» Exercise: Search the data below for the string "document". Extract every line that contains it.

>> Start Information given

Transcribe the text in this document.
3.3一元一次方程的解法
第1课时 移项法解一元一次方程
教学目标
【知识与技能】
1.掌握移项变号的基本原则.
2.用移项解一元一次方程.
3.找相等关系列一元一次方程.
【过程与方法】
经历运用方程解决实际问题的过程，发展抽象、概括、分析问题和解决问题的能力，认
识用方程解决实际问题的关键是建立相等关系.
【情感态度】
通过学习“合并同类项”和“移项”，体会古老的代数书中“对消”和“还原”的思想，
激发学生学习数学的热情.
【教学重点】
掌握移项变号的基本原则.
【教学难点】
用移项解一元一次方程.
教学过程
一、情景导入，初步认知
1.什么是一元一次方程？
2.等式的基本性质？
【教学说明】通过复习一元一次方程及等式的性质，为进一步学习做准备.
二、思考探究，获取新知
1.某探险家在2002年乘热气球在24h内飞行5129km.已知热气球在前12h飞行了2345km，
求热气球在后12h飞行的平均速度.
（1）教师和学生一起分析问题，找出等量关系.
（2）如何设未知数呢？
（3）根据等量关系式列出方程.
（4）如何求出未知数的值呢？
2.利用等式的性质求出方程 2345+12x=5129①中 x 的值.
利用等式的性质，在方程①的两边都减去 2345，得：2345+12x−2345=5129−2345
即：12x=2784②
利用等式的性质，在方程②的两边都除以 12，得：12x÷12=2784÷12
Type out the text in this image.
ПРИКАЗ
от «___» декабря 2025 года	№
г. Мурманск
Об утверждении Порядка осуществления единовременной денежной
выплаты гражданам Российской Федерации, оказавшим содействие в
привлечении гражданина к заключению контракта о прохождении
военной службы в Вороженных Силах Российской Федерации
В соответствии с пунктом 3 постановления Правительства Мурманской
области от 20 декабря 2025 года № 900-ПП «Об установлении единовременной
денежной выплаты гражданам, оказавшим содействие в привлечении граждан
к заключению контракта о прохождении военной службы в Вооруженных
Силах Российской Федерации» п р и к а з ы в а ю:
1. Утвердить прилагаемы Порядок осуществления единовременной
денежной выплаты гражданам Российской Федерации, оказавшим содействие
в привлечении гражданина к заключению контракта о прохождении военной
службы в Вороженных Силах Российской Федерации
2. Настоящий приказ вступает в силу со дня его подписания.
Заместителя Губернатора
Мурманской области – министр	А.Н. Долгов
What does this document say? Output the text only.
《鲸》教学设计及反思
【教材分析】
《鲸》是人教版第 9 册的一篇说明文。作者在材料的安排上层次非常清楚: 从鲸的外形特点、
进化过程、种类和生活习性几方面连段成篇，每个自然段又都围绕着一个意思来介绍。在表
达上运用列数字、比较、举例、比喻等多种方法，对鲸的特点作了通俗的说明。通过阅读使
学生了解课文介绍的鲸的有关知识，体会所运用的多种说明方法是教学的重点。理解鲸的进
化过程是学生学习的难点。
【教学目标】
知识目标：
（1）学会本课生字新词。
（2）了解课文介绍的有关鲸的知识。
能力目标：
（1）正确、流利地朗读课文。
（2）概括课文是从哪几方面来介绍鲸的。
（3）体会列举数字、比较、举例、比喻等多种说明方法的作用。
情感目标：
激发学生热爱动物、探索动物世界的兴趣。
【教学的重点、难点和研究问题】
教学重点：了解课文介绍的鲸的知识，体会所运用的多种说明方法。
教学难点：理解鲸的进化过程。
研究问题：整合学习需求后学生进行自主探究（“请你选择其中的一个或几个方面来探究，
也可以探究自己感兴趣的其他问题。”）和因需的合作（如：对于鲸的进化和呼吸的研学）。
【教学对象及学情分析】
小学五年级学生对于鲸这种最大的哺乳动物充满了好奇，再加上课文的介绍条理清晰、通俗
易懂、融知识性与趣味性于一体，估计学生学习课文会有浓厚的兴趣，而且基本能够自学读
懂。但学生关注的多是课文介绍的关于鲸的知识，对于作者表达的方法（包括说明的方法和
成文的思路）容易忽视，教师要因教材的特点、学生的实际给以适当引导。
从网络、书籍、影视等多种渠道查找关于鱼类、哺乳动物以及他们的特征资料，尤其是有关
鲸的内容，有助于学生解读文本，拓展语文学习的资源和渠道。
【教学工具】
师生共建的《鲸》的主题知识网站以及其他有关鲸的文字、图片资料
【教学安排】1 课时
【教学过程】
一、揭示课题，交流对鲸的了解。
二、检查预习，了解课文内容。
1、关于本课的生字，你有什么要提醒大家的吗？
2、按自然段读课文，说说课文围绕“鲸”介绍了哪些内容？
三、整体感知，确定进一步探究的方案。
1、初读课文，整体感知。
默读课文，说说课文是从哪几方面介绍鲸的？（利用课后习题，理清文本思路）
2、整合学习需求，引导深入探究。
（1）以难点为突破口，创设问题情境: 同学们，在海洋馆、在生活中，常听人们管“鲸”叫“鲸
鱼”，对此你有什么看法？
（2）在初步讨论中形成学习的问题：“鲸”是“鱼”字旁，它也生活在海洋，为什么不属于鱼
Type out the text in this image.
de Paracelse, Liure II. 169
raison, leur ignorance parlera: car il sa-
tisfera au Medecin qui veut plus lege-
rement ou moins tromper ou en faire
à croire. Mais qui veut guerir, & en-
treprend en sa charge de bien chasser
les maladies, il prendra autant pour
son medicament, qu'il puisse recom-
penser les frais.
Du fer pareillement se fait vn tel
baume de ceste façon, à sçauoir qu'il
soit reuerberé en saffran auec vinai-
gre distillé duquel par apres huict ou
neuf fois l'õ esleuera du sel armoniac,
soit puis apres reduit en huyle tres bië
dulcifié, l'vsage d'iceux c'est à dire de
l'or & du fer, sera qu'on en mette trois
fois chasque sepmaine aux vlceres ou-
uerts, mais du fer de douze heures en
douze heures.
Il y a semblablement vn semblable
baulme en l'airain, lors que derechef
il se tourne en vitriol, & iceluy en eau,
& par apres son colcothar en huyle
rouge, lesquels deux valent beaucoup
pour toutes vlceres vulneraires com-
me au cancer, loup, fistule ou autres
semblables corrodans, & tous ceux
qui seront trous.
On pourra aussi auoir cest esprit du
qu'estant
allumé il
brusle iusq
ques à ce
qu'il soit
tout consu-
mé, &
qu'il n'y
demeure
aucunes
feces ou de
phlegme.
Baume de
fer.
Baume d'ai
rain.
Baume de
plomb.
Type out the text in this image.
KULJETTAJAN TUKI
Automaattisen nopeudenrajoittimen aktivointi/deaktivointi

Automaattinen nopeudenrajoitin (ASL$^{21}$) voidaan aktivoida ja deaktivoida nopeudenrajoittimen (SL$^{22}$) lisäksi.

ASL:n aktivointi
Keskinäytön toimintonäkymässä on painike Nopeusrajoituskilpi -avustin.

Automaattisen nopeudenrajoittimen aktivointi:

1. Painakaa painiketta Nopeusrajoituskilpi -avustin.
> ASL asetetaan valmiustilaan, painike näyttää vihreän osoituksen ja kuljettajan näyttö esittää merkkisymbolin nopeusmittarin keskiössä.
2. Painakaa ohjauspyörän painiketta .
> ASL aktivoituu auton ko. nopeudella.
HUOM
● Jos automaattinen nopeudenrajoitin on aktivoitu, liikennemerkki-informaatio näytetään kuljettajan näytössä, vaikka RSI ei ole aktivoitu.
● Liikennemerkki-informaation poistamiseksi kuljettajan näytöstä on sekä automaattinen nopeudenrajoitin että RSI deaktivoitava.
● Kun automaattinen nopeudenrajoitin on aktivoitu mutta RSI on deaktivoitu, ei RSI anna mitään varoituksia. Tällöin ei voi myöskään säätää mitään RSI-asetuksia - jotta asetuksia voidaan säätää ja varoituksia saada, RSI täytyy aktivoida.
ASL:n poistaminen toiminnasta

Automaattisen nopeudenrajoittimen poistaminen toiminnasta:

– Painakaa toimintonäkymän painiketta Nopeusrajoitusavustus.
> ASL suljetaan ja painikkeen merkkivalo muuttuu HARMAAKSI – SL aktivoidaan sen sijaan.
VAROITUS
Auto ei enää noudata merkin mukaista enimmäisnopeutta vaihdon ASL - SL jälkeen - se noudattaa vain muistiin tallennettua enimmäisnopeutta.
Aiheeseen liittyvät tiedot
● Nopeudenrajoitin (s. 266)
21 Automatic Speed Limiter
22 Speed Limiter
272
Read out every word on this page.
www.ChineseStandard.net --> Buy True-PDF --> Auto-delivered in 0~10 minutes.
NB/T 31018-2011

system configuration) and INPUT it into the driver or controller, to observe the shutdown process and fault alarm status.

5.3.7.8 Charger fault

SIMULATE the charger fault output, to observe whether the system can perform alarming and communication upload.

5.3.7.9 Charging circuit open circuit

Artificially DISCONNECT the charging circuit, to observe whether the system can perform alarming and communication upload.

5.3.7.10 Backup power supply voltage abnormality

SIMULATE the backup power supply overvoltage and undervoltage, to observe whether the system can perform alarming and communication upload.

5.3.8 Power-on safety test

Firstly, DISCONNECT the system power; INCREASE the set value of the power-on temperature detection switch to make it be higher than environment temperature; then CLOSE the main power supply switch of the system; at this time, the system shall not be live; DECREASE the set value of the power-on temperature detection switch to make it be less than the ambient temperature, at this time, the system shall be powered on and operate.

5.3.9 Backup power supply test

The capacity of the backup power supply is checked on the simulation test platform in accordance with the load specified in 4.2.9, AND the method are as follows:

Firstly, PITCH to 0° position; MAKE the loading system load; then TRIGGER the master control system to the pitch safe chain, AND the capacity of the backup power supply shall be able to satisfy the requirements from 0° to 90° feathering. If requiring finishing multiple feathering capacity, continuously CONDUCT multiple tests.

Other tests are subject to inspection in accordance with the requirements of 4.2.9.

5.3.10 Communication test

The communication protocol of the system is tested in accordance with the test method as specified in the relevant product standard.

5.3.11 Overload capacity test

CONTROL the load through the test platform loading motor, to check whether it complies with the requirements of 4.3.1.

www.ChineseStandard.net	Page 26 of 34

>> End Information given

» Expected output:
Transcribe the text in this document.
What does this document say? Output the text only.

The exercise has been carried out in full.